[start of AVAILABLE DATA]
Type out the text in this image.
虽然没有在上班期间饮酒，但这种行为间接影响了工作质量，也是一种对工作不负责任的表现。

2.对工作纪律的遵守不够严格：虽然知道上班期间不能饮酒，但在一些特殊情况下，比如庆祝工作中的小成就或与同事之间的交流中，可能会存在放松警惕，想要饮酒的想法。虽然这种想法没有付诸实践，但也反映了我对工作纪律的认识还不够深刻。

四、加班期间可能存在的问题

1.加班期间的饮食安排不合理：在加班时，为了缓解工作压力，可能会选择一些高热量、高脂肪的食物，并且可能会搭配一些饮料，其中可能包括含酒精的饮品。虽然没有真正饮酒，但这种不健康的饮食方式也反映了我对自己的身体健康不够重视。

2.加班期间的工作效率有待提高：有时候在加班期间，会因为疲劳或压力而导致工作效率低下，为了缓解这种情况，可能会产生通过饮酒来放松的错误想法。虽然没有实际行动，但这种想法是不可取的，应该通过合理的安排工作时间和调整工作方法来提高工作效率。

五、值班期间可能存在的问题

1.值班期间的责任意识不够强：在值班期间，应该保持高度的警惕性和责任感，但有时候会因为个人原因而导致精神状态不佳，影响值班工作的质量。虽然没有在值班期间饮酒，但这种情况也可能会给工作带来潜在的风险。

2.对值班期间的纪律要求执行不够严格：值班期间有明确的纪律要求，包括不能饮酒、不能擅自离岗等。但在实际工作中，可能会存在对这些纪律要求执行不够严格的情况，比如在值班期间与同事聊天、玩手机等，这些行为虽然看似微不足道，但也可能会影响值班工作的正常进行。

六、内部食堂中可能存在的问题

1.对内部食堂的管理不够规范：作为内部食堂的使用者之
[end of AVAILABLE DATA]
SHORT TASK:
The records above must be output exactly, in full.

CORRECT RESPONSE:
Type out the text in this image.
虽然没有在上班期间饮酒，但这种行为间接影响了工作质量，也是一种对工作不负责任的表现。

2.对工作纪律的遵守不够严格：虽然知道上班期间不能饮酒，但在一些特殊情况下，比如庆祝工作中的小成就或与同事之间的交流中，可能会存在放松警惕，想要饮酒的想法。虽然这种想法没有付诸实践，但也反映了我对工作纪律的认识还不够深刻。

四、加班期间可能存在的问题

1.加班期间的饮食安排不合理：在加班时，为了缓解工作压力，可能会选择一些高热量、高脂肪的食物，并且可能会搭配一些饮料，其中可能包括含酒精的饮品。虽然没有真正饮酒，但这种不健康的饮食方式也反映了我对自己的身体健康不够重视。

2.加班期间的工作效率有待提高：有时候在加班期间，会因为疲劳或压力而导致工作效率低下，为了缓解这种情况，可能会产生通过饮酒来放松的错误想法。虽然没有实际行动，但这种想法是不可取的，应该通过合理的安排工作时间和调整工作方法来提高工作效率。

五、值班期间可能存在的问题

1.值班期间的责任意识不够强：在值班期间，应该保持高度的警惕性和责任感，但有时候会因为个人原因而导致精神状态不佳，影响值班工作的质量。虽然没有在值班期间饮酒，但这种情况也可能会给工作带来潜在的风险。

2.对值班期间的纪律要求执行不够严格：值班期间有明确的纪律要求，包括不能饮酒、不能擅自离岗等。但在实际工作中，可能会存在对这些纪律要求执行不够严格的情况，比如在值班期间与同事聊天、玩手机等，这些行为虽然看似微不足道，但也可能会影响值班工作的正常进行。

六、内部食堂中可能存在的问题

1.对内部食堂的管理不够规范：作为内部食堂的使用者之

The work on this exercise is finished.